⟨

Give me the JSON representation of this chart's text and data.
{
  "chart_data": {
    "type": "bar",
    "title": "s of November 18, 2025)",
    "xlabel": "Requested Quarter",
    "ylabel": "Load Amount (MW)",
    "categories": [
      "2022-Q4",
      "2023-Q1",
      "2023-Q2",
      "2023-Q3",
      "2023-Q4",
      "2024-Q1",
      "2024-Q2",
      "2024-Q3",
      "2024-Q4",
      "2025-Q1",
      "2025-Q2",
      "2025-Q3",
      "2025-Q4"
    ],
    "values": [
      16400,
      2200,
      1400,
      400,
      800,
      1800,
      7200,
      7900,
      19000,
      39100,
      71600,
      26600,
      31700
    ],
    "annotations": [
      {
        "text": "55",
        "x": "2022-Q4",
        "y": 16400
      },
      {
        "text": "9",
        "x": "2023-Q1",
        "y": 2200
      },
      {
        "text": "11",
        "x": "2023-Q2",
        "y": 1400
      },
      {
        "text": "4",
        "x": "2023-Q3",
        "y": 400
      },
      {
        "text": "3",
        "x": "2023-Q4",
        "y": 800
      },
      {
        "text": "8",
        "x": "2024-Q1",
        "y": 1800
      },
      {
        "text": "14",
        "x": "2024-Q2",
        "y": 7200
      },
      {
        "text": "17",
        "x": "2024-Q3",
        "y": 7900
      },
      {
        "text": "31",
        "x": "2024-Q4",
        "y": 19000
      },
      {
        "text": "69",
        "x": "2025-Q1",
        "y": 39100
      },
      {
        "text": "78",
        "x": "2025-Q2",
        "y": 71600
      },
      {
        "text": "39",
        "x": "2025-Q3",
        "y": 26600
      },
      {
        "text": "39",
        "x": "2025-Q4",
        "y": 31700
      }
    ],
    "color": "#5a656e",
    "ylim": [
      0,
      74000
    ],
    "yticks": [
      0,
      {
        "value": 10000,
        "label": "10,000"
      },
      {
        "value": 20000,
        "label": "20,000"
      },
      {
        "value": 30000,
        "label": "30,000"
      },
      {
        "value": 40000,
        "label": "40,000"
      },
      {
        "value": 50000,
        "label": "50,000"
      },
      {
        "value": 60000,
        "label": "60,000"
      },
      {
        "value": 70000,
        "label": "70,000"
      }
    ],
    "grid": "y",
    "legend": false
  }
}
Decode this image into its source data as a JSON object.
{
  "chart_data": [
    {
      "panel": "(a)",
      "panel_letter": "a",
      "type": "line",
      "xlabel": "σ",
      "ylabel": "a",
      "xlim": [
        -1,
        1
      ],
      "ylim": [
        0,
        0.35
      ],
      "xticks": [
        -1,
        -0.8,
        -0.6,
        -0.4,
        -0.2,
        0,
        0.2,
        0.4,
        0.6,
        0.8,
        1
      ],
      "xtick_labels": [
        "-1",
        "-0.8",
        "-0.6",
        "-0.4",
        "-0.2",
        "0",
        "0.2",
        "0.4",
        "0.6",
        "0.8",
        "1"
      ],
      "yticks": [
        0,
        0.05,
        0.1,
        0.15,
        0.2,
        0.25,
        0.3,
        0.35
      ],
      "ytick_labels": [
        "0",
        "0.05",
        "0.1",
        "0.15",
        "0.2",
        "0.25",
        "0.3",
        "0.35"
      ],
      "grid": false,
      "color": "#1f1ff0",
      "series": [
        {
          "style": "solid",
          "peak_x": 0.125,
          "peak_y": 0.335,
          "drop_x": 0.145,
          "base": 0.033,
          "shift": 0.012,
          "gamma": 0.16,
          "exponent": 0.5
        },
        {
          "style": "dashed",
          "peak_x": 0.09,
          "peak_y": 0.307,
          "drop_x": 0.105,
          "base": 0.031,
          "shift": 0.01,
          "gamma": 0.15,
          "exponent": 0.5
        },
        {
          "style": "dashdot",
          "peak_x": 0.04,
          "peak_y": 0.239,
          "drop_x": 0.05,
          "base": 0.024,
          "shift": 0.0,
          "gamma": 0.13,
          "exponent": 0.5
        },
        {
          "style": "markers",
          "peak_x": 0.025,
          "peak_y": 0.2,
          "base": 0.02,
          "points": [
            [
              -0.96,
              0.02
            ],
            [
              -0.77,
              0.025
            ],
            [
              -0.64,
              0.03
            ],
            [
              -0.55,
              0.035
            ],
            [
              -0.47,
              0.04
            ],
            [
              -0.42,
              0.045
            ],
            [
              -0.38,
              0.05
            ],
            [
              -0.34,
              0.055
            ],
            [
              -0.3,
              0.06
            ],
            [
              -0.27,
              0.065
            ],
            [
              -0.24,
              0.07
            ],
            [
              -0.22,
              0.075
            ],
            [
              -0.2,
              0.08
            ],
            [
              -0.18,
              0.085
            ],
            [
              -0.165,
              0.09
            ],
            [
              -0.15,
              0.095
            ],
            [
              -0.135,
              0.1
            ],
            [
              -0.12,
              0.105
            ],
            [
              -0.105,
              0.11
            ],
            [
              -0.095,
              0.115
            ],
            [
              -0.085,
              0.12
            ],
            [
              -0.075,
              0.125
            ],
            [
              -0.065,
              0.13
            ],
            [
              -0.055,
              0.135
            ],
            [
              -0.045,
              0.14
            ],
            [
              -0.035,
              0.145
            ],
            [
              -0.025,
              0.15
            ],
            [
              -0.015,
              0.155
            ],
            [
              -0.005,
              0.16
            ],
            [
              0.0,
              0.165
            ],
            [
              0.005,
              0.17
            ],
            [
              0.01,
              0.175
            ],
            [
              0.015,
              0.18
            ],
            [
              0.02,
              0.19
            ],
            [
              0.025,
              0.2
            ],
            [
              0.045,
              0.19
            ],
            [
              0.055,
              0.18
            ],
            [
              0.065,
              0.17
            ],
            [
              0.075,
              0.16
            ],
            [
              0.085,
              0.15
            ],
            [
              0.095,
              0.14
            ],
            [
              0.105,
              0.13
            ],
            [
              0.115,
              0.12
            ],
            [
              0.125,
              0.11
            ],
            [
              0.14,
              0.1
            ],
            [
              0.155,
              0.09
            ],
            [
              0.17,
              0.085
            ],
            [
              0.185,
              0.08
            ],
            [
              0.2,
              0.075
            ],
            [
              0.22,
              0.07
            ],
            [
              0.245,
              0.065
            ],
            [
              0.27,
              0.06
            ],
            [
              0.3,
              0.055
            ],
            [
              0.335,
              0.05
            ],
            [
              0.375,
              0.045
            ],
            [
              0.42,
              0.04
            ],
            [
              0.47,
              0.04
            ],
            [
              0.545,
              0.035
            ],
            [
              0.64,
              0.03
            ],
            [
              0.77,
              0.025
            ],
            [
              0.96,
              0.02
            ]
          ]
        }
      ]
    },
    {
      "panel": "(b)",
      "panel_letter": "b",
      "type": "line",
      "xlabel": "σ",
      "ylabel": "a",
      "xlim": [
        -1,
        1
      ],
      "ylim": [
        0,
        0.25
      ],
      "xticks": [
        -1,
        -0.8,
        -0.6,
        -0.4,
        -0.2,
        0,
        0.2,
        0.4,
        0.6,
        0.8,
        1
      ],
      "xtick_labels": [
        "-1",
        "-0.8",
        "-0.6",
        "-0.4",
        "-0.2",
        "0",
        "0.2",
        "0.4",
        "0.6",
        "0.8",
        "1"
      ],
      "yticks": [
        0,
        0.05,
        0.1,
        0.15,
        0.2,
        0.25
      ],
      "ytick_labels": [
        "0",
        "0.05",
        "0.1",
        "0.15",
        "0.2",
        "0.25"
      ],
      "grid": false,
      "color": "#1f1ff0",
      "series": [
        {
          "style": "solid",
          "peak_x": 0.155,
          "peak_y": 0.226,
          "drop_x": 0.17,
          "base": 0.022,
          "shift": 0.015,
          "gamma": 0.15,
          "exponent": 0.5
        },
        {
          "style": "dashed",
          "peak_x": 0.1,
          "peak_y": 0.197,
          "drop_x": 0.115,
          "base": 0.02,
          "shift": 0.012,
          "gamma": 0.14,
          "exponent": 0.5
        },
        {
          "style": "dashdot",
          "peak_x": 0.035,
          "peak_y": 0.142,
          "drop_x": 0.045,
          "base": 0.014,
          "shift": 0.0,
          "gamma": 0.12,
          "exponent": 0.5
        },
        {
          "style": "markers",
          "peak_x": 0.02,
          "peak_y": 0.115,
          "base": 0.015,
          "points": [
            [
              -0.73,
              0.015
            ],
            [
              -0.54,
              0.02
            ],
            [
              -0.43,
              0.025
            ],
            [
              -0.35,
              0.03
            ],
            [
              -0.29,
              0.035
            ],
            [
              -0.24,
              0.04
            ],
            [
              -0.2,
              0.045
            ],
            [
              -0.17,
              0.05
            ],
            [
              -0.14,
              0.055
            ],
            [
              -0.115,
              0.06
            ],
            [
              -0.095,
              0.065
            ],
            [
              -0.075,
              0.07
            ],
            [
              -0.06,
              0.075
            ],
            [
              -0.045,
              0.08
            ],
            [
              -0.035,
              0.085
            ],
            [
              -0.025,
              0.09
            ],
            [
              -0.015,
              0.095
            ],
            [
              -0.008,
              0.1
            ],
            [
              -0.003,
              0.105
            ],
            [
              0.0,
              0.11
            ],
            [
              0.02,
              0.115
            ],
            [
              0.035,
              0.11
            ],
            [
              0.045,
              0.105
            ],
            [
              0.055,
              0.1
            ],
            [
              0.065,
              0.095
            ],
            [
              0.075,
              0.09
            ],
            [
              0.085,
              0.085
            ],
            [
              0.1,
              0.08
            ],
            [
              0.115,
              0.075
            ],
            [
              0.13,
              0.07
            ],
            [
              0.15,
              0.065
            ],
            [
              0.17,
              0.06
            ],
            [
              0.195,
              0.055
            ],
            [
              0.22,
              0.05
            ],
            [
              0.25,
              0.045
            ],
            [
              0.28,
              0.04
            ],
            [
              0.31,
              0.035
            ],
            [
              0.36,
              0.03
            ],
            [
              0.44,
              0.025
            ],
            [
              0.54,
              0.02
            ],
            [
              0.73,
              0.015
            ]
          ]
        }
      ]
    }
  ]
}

⟩

■ PROBLEM DETAILS: From the listing above, copy every line that holds the string "this".

■ EXPECTED ANSWER:
Give me the JSON representation of this chart's text and data.
Decode this image into its source data as a JSON object.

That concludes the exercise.